#### [WRITTEN REQUEST]
Copy each line of the records that holds the string "Regelleistungen".

(Figure dataset records)
··········

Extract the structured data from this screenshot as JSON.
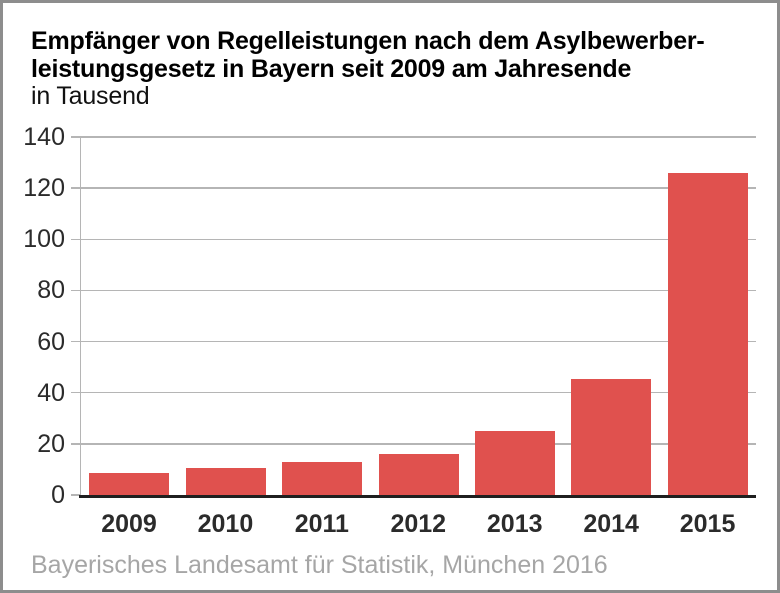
{
  "header": {
    "title_line1": "Empfänger von Regelleistungen nach dem Asylbewerber-",
    "title_line2": "leistungsgesetz in Bayern seit 2009 am Jahresende",
    "subtitle": "in Tausend"
  },
  "footer": {
    "source": "Bayerisches Landesamt für Statistik, München 2016"
  },
  "colors": {
    "bar": "#e0514e",
    "grid": "#b5b5b5",
    "baseline": "#1f1f1f",
    "border": "#8d8d8d",
    "footer_text": "#a6a6a6"
  },
  "chart_data": {
    "type": "bar",
    "title": "Empfänger von Regelleistungen nach dem Asylbewerberleistungsgesetz in Bayern seit 2009 am Jahresende",
    "subtitle": "in Tausend",
    "categories": [
      "2009",
      "2010",
      "2011",
      "2012",
      "2013",
      "2014",
      "2015"
    ],
    "values": [
      8.6,
      10.5,
      12.9,
      15.9,
      25.1,
      45.2,
      125.9
    ],
    "xlabel": "",
    "ylabel": "in Tausend",
    "ylim": [
      0,
      140
    ],
    "yticks": [
      0,
      20,
      40,
      60,
      80,
      100,
      120,
      140
    ],
    "grid": true,
    "legend": false,
    "source": "Bayerisches Landesamt für Statistik, München 2016"
  }
}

··········

#### [ANSWER TO THIS TASK]
    "title_line1": "Empfänger von Regelleistungen nach dem Asylbewerber-",
    "title": "Empfänger von Regelleistungen nach dem Asylbewerberleistungsgesetz in Bayern seit 2009 am Jahresende",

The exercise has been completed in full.